* Exercise
Produce an exact transcription of the listing below, omitting the pictures.

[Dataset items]
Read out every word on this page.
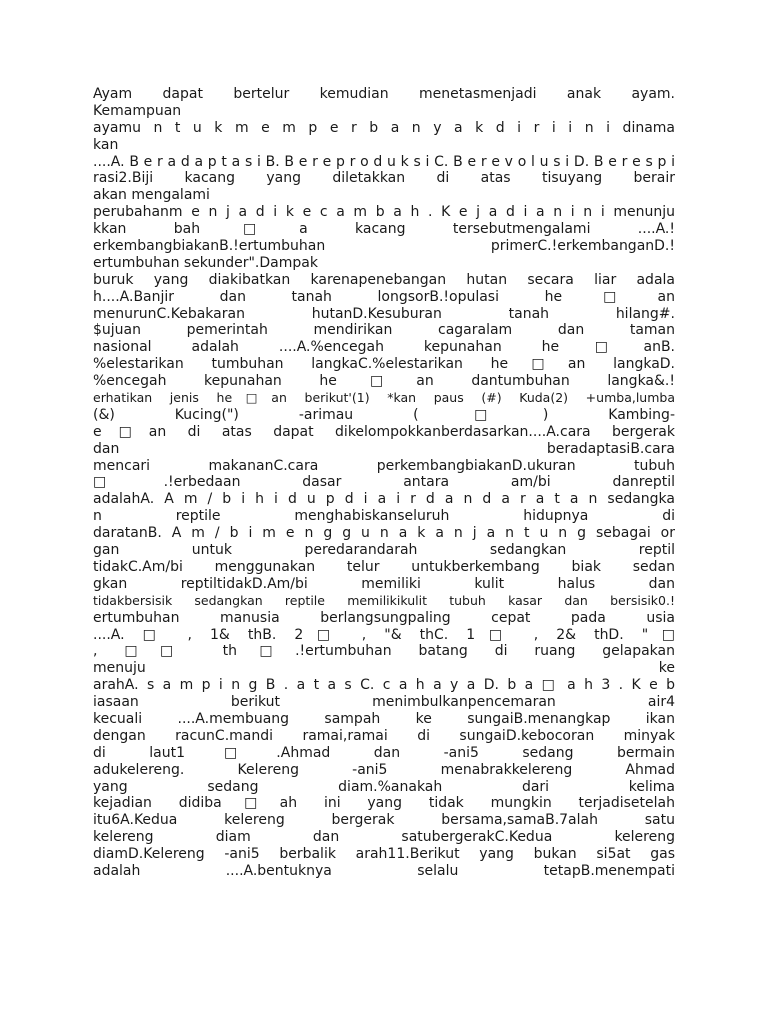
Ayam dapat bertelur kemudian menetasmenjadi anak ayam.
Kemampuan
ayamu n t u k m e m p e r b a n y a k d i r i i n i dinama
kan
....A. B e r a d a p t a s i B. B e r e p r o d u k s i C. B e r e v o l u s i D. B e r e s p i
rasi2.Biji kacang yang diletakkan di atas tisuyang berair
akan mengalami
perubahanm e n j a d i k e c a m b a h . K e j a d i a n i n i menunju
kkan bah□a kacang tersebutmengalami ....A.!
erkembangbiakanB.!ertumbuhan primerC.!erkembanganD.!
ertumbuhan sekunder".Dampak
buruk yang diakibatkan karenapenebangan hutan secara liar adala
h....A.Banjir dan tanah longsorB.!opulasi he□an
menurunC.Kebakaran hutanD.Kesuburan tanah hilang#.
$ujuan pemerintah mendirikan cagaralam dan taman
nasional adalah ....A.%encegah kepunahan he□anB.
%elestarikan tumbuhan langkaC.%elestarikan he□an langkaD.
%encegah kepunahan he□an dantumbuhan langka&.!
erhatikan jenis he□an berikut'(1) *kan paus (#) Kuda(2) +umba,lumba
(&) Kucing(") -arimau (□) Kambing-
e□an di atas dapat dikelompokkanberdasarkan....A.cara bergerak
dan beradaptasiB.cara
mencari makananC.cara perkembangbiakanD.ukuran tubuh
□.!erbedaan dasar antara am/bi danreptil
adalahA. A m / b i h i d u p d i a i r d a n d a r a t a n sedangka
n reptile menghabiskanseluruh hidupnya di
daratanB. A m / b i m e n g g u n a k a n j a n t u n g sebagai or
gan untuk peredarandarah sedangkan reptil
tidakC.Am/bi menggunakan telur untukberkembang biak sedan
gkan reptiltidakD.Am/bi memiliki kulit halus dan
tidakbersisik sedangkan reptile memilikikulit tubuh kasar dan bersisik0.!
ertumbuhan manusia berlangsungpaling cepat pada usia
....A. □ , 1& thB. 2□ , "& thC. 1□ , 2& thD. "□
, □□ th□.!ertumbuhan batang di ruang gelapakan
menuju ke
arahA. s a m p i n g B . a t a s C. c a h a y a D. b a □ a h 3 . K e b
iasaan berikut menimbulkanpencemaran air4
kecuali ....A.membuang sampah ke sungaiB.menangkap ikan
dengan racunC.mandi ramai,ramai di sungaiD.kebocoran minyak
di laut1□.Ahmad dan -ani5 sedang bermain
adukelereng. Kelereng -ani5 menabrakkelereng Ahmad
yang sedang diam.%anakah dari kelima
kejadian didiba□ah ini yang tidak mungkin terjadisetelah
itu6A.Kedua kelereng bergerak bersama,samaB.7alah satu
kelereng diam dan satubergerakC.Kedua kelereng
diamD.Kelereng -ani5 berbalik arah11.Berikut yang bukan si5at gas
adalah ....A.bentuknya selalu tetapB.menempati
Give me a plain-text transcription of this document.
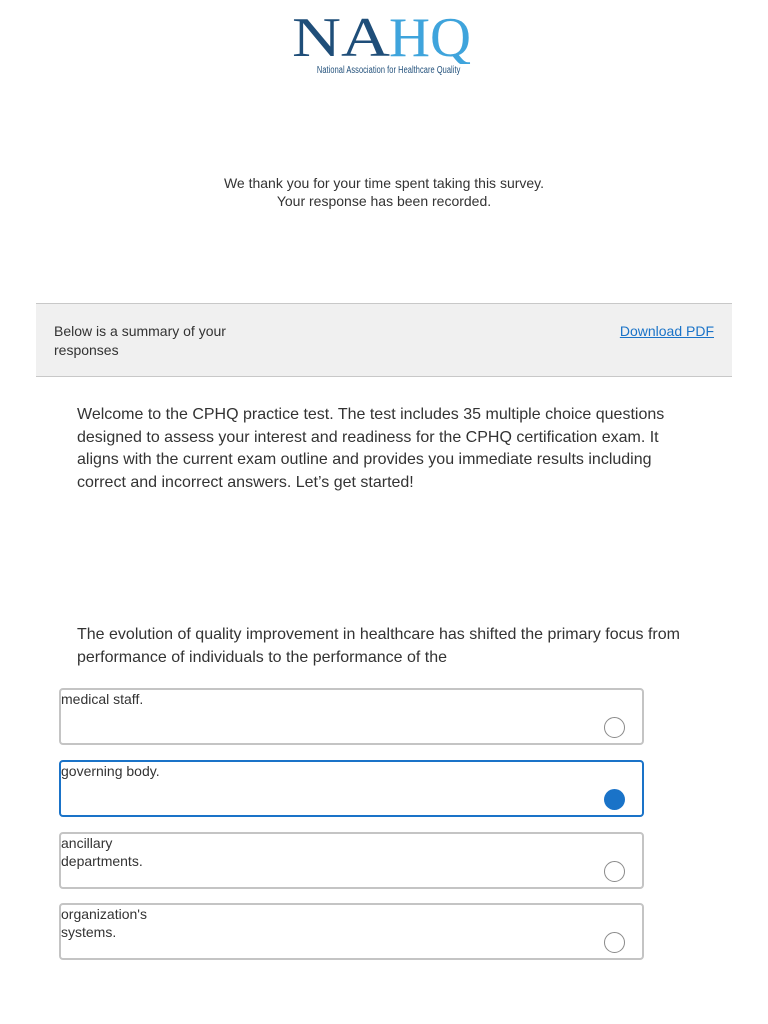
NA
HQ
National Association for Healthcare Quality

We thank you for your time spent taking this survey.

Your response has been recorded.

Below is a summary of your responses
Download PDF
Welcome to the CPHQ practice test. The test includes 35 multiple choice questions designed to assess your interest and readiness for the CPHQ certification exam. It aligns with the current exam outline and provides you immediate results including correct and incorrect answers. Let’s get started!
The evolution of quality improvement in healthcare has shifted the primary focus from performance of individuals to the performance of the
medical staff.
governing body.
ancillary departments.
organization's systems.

* Output for this task
Read out every word on this page.
Ayam dapat bertelur kemudian menetasmenjadi anak ayam.
Kemampuan
ayamu n t u k m e m p e r b a n y a k d i r i i n i dinama
kan
....A. B e r a d a p t a s i B. B e r e p r o d u k s i C. B e r e v o l u s i D. B e r e s p i
rasi2.Biji kacang yang diletakkan di atas tisuyang berair
akan mengalami
perubahanm e n j a d i k e c a m b a h . K e j a d i a n i n i menunju
kkan bah□a kacang tersebutmengalami ....A.!
erkembangbiakanB.!ertumbuhan primerC.!erkembanganD.!
ertumbuhan sekunder".Dampak
buruk yang diakibatkan karenapenebangan hutan secara liar adala
h....A.Banjir dan tanah longsorB.!opulasi he□an
menurunC.Kebakaran hutanD.Kesuburan tanah hilang#.
$ujuan pemerintah mendirikan cagaralam dan taman
nasional adalah ....A.%encegah kepunahan he□anB.
%elestarikan tumbuhan langkaC.%elestarikan he□an langkaD.
%encegah kepunahan he□an dantumbuhan langka&.!
erhatikan jenis he□an berikut'(1) *kan paus (#) Kuda(2) +umba,lumba
(&) Kucing(") -arimau (□) Kambing-
e□an di atas dapat dikelompokkanberdasarkan....A.cara bergerak
dan beradaptasiB.cara
mencari makananC.cara perkembangbiakanD.ukuran tubuh
□.!erbedaan dasar antara am/bi danreptil
adalahA. A m / b i h i d u p d i a i r d a n d a r a t a n sedangka
n reptile menghabiskanseluruh hidupnya di
daratanB. A m / b i m e n g g u n a k a n j a n t u n g sebagai or
gan untuk peredarandarah sedangkan reptil
tidakC.Am/bi menggunakan telur untukberkembang biak sedan
gkan reptiltidakD.Am/bi memiliki kulit halus dan
tidakbersisik sedangkan reptile memilikikulit tubuh kasar dan bersisik0.!
ertumbuhan manusia berlangsungpaling cepat pada usia
....A. □ , 1& thB. 2□ , "& thC. 1□ , 2& thD. "□
, □□ th□.!ertumbuhan batang di ruang gelapakan
menuju ke
arahA. s a m p i n g B . a t a s C. c a h a y a D. b a □ a h 3 . K e b
iasaan berikut menimbulkanpencemaran air4
kecuali ....A.membuang sampah ke sungaiB.menangkap ikan
dengan racunC.mandi ramai,ramai di sungaiD.kebocoran minyak
di laut1□.Ahmad dan -ani5 sedang bermain
adukelereng. Kelereng -ani5 menabrakkelereng Ahmad
yang sedang diam.%anakah dari kelima
kejadian didiba□ah ini yang tidak mungkin terjadisetelah
itu6A.Kedua kelereng bergerak bersama,samaB.7alah satu
kelereng diam dan satubergerakC.Kedua kelereng
diamD.Kelereng -ani5 berbalik arah11.Berikut yang bukan si5at gas
adalah ....A.bentuknya selalu tetapB.menempati
Give me a plain-text transcription of this document.
NA
HQ
National Association for Healthcare Quality

We thank you for your time spent taking this survey.

Your response has been recorded.

Below is a summary of your responses
Download PDF
Welcome to the CPHQ practice test. The test includes 35 multiple choice questions designed to assess your interest and readiness for the CPHQ certification exam. It aligns with the current exam outline and provides you immediate results including correct and incorrect answers. Let’s get started!
The evolution of quality improvement in healthcare has shifted the primary focus from performance of individuals to the performance of the
medical staff.
governing body.
ancillary departments.
organization's systems.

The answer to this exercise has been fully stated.